## start Supplied entries

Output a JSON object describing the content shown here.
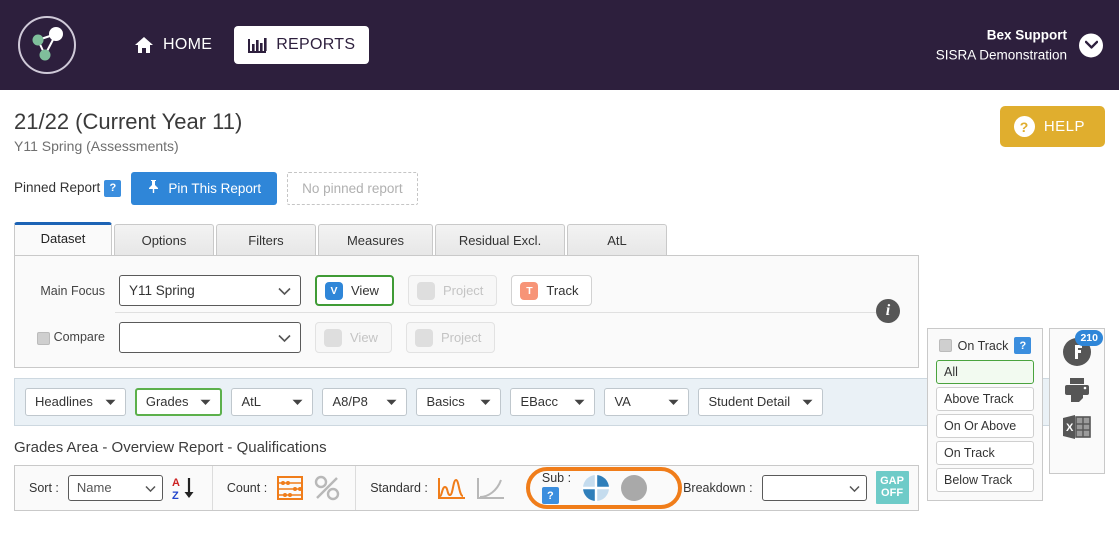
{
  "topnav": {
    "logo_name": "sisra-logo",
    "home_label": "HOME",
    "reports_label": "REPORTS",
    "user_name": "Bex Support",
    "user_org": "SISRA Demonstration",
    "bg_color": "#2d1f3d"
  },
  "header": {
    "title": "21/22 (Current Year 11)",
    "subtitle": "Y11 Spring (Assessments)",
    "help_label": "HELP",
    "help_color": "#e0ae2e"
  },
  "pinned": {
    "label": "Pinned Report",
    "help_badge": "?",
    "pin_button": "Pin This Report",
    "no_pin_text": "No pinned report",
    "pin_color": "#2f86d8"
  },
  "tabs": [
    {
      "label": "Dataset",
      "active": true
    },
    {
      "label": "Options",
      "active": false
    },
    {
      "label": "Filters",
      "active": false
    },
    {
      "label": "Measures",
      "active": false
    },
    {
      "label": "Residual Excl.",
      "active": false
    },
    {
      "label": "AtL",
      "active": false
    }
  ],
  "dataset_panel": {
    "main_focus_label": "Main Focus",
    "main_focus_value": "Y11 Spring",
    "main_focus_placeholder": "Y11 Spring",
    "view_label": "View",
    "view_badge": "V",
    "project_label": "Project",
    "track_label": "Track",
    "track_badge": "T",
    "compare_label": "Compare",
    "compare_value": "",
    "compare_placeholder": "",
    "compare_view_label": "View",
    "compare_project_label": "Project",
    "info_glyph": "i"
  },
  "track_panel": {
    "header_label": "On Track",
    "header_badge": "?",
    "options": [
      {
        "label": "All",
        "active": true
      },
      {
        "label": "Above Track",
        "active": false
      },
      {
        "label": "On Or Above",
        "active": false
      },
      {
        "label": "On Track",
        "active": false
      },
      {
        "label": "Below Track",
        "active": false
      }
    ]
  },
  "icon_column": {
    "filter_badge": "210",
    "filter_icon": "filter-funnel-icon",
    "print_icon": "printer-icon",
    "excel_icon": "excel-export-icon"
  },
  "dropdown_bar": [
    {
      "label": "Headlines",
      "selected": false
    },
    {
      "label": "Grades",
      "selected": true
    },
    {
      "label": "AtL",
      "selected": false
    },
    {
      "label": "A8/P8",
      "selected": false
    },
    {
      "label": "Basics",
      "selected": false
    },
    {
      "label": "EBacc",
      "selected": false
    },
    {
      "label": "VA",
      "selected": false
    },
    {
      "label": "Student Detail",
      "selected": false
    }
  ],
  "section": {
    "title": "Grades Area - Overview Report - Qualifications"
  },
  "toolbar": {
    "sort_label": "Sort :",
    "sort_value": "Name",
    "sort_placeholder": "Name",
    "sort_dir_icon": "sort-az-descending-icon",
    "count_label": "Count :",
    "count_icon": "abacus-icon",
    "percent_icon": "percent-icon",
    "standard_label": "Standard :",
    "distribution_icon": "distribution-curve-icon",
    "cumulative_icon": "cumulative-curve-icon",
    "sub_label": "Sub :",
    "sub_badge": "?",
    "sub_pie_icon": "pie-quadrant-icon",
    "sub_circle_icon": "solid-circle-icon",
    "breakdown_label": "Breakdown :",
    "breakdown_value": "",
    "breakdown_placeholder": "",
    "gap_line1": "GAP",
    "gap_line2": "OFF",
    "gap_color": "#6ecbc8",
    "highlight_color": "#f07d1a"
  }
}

## end Supplied entries
## start Supplied entries

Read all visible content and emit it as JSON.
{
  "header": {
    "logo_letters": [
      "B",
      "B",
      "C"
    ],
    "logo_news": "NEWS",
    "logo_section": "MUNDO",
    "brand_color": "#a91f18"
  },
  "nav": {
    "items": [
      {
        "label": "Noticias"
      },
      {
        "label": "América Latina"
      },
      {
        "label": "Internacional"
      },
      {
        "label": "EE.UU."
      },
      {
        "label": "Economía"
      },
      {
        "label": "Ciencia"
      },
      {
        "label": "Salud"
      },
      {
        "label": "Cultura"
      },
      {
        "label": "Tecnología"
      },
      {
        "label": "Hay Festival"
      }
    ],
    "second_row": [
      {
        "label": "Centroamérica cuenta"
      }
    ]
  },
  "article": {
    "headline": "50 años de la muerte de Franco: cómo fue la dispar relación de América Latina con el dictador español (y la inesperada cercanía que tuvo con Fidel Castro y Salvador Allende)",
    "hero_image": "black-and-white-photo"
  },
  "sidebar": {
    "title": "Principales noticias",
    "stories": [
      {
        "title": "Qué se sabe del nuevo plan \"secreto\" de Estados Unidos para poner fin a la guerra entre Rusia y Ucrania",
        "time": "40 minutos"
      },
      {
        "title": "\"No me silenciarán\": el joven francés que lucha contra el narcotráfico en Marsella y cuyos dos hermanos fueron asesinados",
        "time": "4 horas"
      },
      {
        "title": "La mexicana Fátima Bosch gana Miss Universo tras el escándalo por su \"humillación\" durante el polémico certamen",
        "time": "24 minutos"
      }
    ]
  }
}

## end Supplied entries
## start Supplied entries

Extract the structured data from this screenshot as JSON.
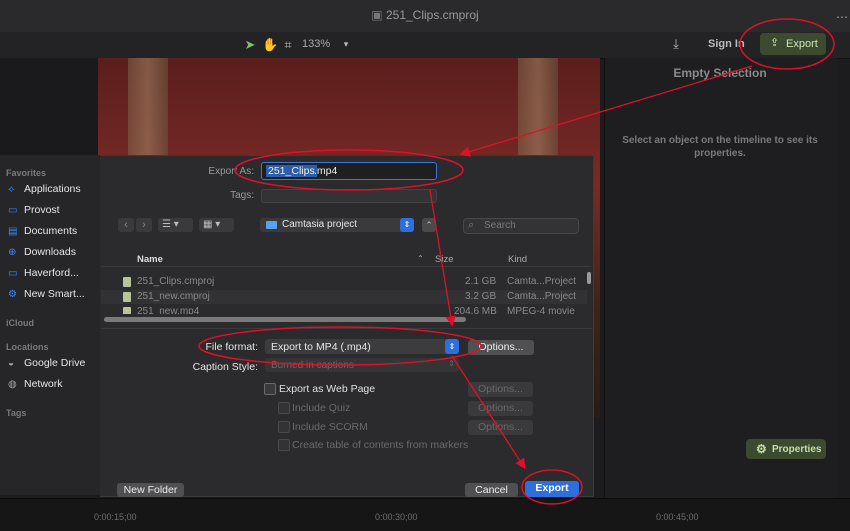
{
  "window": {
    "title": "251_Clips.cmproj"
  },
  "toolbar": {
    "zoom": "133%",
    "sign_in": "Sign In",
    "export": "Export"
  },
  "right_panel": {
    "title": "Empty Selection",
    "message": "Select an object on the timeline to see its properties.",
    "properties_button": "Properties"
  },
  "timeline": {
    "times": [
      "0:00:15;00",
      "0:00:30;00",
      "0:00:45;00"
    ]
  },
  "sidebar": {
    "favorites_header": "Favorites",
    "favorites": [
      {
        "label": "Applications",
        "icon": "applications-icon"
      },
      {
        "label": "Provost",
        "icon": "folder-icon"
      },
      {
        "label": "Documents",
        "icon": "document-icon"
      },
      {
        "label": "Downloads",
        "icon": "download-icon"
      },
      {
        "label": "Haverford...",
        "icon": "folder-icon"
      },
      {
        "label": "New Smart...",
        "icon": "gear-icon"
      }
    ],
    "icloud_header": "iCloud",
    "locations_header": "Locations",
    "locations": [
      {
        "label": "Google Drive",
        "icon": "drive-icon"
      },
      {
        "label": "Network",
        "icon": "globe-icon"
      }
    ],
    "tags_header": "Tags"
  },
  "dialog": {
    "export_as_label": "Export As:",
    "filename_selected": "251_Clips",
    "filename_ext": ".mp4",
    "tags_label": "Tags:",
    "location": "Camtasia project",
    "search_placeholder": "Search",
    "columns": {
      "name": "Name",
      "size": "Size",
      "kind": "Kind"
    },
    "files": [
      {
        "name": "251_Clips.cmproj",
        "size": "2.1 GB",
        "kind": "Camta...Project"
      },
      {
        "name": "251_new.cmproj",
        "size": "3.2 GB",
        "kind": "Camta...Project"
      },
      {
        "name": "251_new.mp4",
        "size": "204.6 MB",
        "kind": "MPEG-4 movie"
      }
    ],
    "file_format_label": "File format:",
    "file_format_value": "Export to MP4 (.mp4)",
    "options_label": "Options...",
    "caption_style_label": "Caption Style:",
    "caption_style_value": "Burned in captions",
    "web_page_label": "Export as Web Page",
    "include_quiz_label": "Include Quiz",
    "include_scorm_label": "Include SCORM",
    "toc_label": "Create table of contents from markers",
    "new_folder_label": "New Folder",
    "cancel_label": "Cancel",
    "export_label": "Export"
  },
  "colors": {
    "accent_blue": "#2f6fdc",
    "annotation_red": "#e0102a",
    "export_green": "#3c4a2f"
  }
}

## end Supplied entries

Do this. Look through the data above. Find each line with the string "Spring" and copy it.

Final result.
    "subtitle": "Y11 Spring (Assessments)",
    "main_focus_value": "Y11 Spring",
    "main_focus_placeholder": "Y11 Spring",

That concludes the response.